:: MATERIAL PROVIDED ::
___

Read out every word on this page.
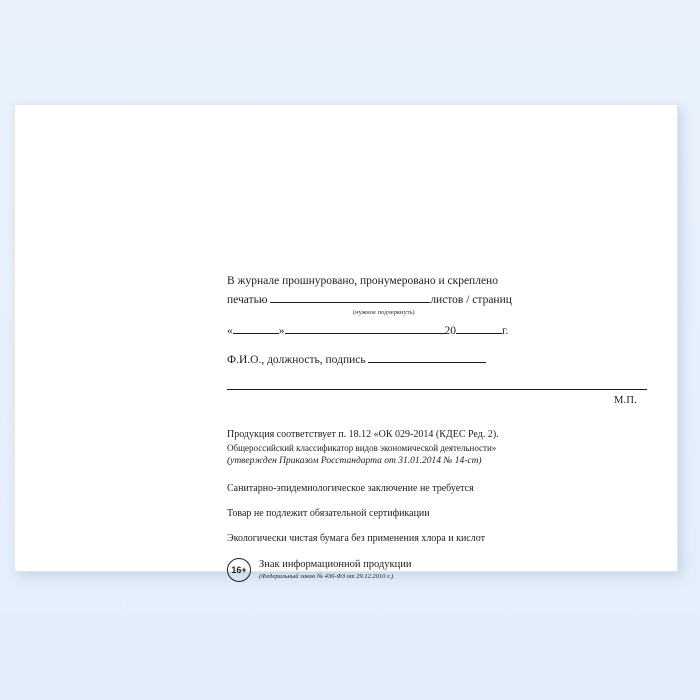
В журнале прошнуровано, пронумеровано и скреплено
печатью	листов / страниц
(нужное подчеркнуть)
«	»	20	г.
Ф.И.О., должность, подпись
М.П.
Продукция соответствует п. 18.12 «ОК 029-2014 (КДЕС Ред. 2).
Общероссийский классификатор видов экономической деятельности»
(утвержден Приказом Росстандарта от 31.01.2014 № 14-ст)
Санитарно-эпидемиологическое заключение не требуется
Товар не подлежит обязательной сертификации
Экологически чистая бумага без применения хлора и кислот
16+	Знак информационной продукции
(Федеральный закон № 436-ФЗ от 29.12.2010 г.)
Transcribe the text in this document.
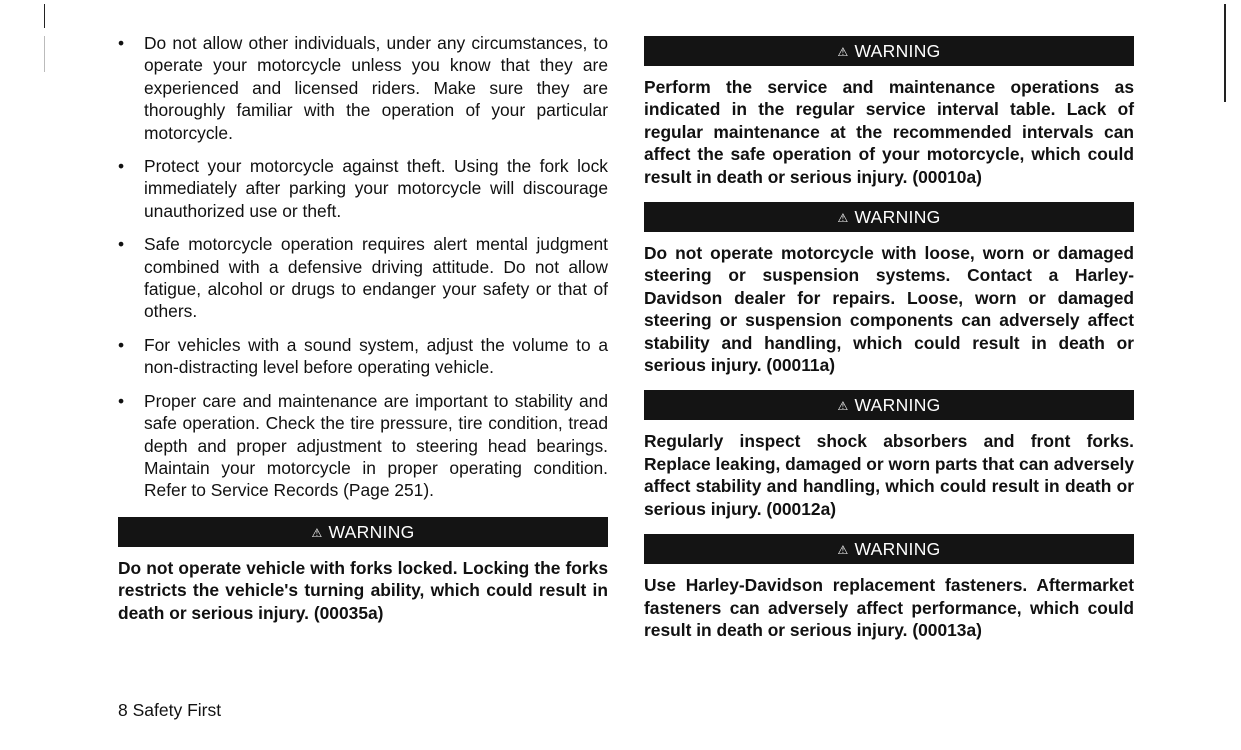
• Do not allow other individuals, under any circumstances, to operate your motorcycle unless you know that they are experienced and licensed riders. Make sure they are thoroughly familiar with the operation of your particular motorcycle.
• Protect your motorcycle against theft. Using the fork lock immediately after parking your motorcycle will discourage unauthorized use or theft.
• Safe motorcycle operation requires alert mental judgment combined with a defensive driving attitude. Do not allow fatigue, alcohol or drugs to endanger your safety or that of others.
• For vehicles with a sound system, adjust the volume to a non-distracting level before operating vehicle.
• Proper care and maintenance are important to stability and safe operation. Check the tire pressure, tire condition, tread depth and proper adjustment to steering head bearings. Maintain your motorcycle in proper operating condition. Refer to Service Records (Page 251).
⚠ WARNING
Do not operate vehicle with forks locked. Locking the forks restricts the vehicle's turning ability, which could result in death or serious injury. (00035a)
⚠ WARNING
Perform the service and maintenance operations as indicated in the regular service interval table. Lack of regular maintenance at the recommended intervals can affect the safe operation of your motorcycle, which could result in death or serious injury. (00010a)
⚠ WARNING
Do not operate motorcycle with loose, worn or damaged steering or suspension systems. Contact a Harley-Davidson dealer for repairs. Loose, worn or damaged steering or suspension components can adversely affect stability and handling, which could result in death or serious injury. (00011a)
⚠ WARNING
Regularly inspect shock absorbers and front forks. Replace leaking, damaged or worn parts that can adversely affect stability and handling, which could result in death or serious injury. (00012a)
⚠ WARNING
Use Harley-Davidson replacement fasteners. Aftermarket fasteners can adversely affect performance, which could result in death or serious injury. (00013a)
8 Safety First
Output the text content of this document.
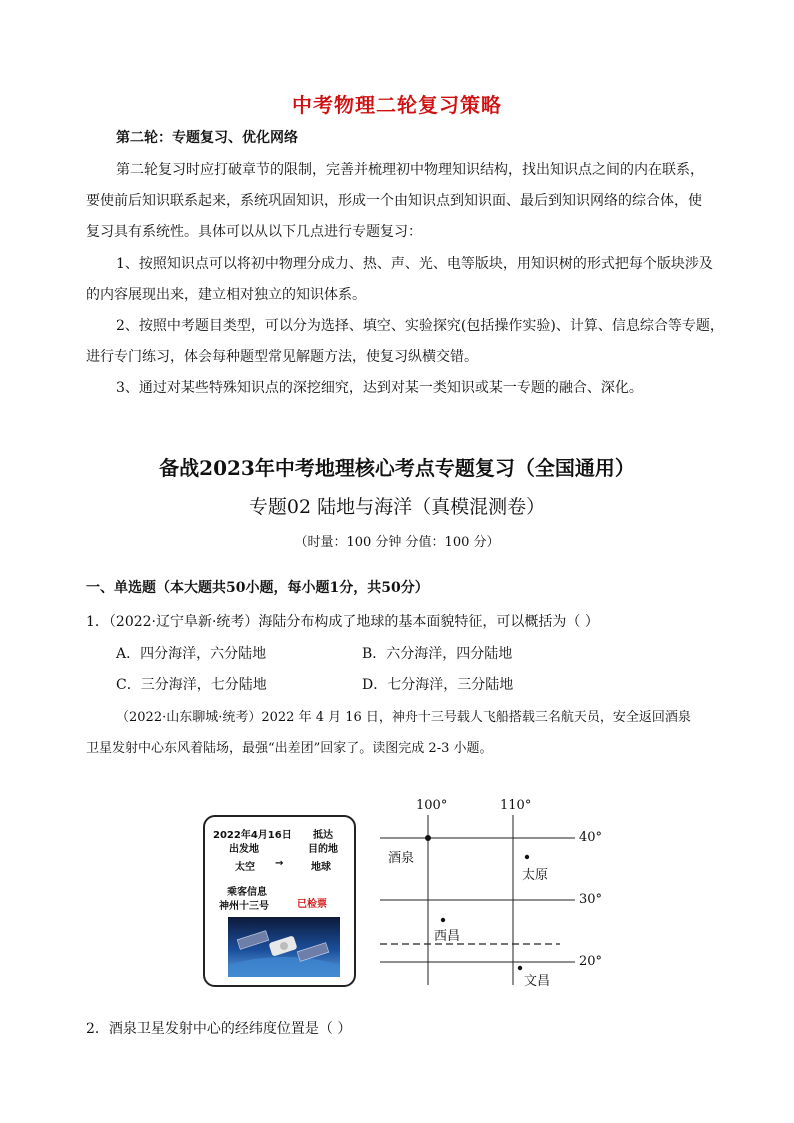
中考物理二轮复习策略
第二轮：专题复习、优化网络
第二轮复习时应打破章节的限制，完善并梳理初中物理知识结构，找出知识点之间的内在联系，
要使前后知识联系起来，系统巩固知识，形成一个由知识点到知识面、最后到知识网络的综合体，使
复习具有系统性。具体可以从以下几点进行专题复习：
1、按照知识点可以将初中物理分成力、热、声、光、电等版块，用知识树的形式把每个版块涉及
的内容展现出来，建立相对独立的知识体系。
2、按照中考题目类型，可以分为选择、填空、实验探究(包括操作实验)、计算、信息综合等专题，
进行专门练习，体会每种题型常见解题方法，使复习纵横交错。
3、通过对某些特殊知识点的深挖细究，达到对某一类知识或某一专题的融合、深化。
备战2023年中考地理核心考点专题复习（全国通用）
专题02 陆地与海洋（真模混测卷）
（时量：100 分钟 分值：100 分）
一、单选题（本大题共50小题，每小题1分，共50分）
1．（2022·辽宁阜新·统考）海陆分布构成了地球的基本面貌特征，可以概括为（ ）
A．四分海洋，六分陆地	B．六分海洋，四分陆地
C．三分海洋，七分陆地	D．七分海洋，三分陆地
（2022·山东聊城·统考）2022 年 4 月 16 日，神舟十三号载人飞船搭载三名航天员，安全返回酒泉
卫星发射中心东风着陆场，最强“出差团”回家了。读图完成 2-3 小题。
2022年4月16日 抵达
出发地	目的地
太空 →	地球
乘客信息
神州十三号	已检票
100°	110°
40°
30°
20°
酒泉
太原
西昌
文昌
2．酒泉卫星发射中心的经纬度位置是（ ）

___

:: OBJECTIVE ::
The lines to be quoted run from the line containing "Output the text content of this document." through the end of the entries above, both included; quote them exactly and leave out any pictures.

:: TASK ANSWER ::
Output the text content of this document.
中考物理二轮复习策略
第二轮：专题复习、优化网络
第二轮复习时应打破章节的限制，完善并梳理初中物理知识结构，找出知识点之间的内在联系，
要使前后知识联系起来，系统巩固知识，形成一个由知识点到知识面、最后到知识网络的综合体，使
复习具有系统性。具体可以从以下几点进行专题复习：
1、按照知识点可以将初中物理分成力、热、声、光、电等版块，用知识树的形式把每个版块涉及
的内容展现出来，建立相对独立的知识体系。
2、按照中考题目类型，可以分为选择、填空、实验探究(包括操作实验)、计算、信息综合等专题，
进行专门练习，体会每种题型常见解题方法，使复习纵横交错。
3、通过对某些特殊知识点的深挖细究，达到对某一类知识或某一专题的融合、深化。
备战2023年中考地理核心考点专题复习（全国通用）
专题02 陆地与海洋（真模混测卷）
（时量：100 分钟 分值：100 分）
一、单选题（本大题共50小题，每小题1分，共50分）
1．（2022·辽宁阜新·统考）海陆分布构成了地球的基本面貌特征，可以概括为（ ）
A．四分海洋，六分陆地	B．六分海洋，四分陆地
C．三分海洋，七分陆地	D．七分海洋，三分陆地
（2022·山东聊城·统考）2022 年 4 月 16 日，神舟十三号载人飞船搭载三名航天员，安全返回酒泉
卫星发射中心东风着陆场，最强“出差团”回家了。读图完成 2-3 小题。
2022年4月16日 抵达
出发地	目的地
太空 →	地球
乘客信息
神州十三号	已检票
100°	110°
40°
30°
20°
酒泉
太原
西昌
文昌
2．酒泉卫星发射中心的经纬度位置是（ ）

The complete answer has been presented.